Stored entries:
==================================================

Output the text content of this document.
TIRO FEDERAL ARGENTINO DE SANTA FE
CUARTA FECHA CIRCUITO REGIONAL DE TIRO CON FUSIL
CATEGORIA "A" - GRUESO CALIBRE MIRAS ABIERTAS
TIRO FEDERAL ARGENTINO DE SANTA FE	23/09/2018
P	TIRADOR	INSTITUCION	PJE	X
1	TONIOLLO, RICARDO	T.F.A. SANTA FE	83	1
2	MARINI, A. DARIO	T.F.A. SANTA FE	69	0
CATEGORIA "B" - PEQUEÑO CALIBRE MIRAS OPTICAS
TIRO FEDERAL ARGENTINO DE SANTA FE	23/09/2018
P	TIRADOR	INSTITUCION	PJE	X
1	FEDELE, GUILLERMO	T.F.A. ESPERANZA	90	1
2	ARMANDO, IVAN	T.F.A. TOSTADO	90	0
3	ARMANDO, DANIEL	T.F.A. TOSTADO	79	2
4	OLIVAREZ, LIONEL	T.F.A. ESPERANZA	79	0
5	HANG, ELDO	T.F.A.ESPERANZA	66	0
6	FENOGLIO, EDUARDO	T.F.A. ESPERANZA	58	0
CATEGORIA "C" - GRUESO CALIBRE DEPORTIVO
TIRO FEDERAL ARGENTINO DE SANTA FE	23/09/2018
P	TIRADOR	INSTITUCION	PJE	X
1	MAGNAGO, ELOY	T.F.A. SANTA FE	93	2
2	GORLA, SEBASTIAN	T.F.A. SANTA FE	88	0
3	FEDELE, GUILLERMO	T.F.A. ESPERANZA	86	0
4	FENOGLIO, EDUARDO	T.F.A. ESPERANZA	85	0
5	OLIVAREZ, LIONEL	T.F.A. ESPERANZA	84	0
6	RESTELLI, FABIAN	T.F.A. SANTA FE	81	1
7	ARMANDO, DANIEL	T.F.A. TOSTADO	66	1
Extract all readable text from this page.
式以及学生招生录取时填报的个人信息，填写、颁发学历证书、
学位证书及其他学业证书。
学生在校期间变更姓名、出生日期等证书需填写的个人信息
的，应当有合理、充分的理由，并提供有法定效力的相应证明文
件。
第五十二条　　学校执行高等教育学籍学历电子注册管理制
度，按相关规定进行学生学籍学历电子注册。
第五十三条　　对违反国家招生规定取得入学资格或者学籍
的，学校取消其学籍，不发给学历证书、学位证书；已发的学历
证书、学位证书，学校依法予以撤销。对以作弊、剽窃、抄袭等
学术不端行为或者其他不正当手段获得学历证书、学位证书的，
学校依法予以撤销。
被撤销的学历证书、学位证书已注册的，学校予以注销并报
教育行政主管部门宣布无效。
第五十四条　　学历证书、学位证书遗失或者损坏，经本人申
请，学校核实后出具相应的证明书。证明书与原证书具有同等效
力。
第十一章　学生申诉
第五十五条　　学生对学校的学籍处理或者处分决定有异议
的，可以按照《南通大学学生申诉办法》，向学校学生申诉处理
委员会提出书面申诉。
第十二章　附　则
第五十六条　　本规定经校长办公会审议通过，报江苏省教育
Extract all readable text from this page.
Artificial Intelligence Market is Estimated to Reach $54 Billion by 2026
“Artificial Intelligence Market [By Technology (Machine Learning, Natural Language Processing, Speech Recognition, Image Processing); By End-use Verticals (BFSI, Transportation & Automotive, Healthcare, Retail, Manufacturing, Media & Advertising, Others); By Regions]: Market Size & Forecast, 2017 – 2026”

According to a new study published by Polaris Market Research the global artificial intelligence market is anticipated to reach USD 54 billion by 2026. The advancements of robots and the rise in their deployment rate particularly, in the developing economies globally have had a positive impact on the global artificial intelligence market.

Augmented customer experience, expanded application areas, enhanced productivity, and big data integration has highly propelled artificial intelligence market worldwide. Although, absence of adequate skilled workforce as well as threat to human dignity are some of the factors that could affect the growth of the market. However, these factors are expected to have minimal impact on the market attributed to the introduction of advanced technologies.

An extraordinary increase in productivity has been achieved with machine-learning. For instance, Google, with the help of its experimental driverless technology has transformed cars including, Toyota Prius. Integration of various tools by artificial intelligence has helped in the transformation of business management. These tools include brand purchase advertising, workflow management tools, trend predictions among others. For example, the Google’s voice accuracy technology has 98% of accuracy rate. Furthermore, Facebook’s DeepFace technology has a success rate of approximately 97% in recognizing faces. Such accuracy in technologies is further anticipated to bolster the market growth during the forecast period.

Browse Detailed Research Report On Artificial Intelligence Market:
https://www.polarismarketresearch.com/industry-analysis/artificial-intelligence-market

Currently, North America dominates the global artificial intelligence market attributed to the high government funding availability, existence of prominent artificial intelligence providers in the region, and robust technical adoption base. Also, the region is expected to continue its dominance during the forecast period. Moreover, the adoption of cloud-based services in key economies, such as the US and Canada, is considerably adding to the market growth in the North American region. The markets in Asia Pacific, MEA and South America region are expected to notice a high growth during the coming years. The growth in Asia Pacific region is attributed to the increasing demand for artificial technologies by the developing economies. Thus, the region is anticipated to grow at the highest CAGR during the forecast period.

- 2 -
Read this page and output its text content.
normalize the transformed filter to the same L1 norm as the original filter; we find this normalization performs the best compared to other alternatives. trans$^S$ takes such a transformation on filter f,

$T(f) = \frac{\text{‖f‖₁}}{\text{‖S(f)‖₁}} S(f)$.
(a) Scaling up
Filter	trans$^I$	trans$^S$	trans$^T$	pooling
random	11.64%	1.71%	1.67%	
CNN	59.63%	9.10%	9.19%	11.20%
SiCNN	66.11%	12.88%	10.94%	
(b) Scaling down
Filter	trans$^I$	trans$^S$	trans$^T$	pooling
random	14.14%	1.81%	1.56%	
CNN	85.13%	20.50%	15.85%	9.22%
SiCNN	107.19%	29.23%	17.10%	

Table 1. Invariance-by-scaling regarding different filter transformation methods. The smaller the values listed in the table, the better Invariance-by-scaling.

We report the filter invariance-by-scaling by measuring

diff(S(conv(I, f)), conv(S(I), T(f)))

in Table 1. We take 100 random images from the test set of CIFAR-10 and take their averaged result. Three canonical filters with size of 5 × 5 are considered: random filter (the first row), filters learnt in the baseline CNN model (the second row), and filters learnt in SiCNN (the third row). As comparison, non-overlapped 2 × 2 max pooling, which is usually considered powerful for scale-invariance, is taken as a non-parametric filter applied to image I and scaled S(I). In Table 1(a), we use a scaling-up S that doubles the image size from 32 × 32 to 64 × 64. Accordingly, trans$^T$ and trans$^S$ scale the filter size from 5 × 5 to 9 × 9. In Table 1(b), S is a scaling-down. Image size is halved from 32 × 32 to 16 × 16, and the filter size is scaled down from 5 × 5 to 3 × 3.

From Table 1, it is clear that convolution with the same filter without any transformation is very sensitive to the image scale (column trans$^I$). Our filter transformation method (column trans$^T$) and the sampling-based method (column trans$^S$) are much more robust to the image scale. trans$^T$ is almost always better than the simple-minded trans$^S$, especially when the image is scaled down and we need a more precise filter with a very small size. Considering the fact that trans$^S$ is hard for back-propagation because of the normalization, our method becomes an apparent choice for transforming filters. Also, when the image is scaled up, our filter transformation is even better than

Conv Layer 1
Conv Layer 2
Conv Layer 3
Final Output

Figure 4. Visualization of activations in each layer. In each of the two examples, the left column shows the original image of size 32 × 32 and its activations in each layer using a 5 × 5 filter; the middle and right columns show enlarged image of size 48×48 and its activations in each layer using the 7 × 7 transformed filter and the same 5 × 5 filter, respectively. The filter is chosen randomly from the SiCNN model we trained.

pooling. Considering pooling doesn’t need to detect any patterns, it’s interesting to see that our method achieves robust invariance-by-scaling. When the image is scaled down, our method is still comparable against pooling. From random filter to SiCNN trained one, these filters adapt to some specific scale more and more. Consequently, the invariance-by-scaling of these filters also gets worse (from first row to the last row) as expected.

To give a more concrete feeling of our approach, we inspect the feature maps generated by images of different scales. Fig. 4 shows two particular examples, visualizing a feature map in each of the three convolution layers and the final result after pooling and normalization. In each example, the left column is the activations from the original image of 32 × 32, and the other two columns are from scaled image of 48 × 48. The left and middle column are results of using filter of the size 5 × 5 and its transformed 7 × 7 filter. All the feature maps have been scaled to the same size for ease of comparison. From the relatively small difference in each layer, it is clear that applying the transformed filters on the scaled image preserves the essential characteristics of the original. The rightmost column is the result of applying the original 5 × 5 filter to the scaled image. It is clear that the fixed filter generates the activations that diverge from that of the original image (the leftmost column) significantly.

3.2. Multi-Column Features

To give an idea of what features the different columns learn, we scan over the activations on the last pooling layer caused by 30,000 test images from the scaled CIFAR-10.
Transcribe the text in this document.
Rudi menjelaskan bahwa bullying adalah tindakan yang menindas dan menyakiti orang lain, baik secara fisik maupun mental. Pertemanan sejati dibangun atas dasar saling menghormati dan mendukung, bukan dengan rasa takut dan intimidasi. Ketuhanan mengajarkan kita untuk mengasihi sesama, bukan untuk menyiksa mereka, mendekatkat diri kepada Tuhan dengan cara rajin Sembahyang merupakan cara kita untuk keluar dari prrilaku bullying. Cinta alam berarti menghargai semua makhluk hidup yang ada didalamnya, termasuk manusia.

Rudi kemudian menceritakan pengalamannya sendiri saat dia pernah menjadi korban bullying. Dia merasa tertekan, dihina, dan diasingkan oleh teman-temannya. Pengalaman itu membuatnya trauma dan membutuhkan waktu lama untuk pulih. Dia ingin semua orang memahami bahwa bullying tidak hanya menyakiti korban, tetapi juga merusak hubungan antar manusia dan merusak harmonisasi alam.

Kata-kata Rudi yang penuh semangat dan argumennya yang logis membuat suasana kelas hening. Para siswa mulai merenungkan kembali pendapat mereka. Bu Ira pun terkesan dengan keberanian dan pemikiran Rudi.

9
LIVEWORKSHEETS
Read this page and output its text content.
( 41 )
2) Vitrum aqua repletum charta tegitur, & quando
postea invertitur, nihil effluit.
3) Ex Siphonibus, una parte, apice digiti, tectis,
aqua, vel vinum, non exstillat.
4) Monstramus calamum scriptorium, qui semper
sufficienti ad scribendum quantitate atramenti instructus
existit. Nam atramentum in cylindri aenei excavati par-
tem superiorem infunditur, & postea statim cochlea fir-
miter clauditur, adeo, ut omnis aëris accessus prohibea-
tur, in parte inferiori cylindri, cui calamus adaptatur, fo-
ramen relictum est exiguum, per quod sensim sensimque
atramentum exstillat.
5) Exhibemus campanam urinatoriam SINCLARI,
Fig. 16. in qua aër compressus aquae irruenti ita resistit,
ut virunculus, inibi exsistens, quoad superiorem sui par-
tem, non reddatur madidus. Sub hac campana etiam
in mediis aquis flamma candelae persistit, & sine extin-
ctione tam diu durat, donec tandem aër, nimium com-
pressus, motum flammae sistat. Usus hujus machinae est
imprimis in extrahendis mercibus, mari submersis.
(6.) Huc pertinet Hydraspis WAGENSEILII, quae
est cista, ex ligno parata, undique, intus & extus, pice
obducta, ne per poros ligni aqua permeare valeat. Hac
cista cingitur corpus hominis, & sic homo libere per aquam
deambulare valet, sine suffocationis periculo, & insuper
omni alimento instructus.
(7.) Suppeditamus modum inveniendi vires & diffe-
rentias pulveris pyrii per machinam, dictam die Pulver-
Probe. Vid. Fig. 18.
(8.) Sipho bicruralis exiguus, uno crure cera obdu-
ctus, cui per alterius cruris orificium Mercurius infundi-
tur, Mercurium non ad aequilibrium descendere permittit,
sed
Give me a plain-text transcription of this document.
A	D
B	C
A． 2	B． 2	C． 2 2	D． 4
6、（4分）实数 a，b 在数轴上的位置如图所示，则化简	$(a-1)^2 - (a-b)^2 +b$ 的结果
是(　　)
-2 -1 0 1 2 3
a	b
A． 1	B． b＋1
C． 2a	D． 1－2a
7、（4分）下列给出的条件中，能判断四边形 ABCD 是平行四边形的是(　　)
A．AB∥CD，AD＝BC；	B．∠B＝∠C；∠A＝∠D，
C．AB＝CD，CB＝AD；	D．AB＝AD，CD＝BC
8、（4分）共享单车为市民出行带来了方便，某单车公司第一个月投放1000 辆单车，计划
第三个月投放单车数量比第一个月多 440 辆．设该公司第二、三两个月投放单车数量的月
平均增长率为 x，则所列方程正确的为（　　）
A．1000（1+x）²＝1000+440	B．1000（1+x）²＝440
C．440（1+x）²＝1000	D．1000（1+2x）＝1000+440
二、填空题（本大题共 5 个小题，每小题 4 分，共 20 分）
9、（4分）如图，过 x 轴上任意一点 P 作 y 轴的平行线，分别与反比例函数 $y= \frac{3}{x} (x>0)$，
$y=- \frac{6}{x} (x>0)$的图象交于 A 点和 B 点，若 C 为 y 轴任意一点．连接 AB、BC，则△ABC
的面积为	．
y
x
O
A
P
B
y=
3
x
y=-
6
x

==================================================

YOUR TASK: Lines from the records above that hold "bullying" are the ones to list.

EXPECTED OUTPUT:
Rudi menjelaskan bahwa bullying adalah tindakan yang menindas dan menyakiti orang lain, baik secara fisik maupun mental. Pertemanan sejati dibangun atas dasar saling menghormati dan mendukung, bukan dengan rasa takut dan intimidasi. Ketuhanan mengajarkan kita untuk mengasihi sesama, bukan untuk menyiksa mereka, mendekatkat diri kepada Tuhan dengan cara rajin Sembahyang merupakan cara kita untuk keluar dari prrilaku bullying. Cinta alam berarti menghargai semua makhluk hidup yang ada didalamnya, termasuk manusia.
Rudi kemudian menceritakan pengalamannya sendiri saat dia pernah menjadi korban bullying. Dia merasa tertekan, dihina, dan diasingkan oleh teman-temannya. Pengalaman itu membuatnya trauma dan membutuhkan waktu lama untuk pulih. Dia ingin semua orang memahami bahwa bullying tidak hanya menyakiti korban, tetapi juga merusak hubungan antar manusia dan merusak harmonisasi alam.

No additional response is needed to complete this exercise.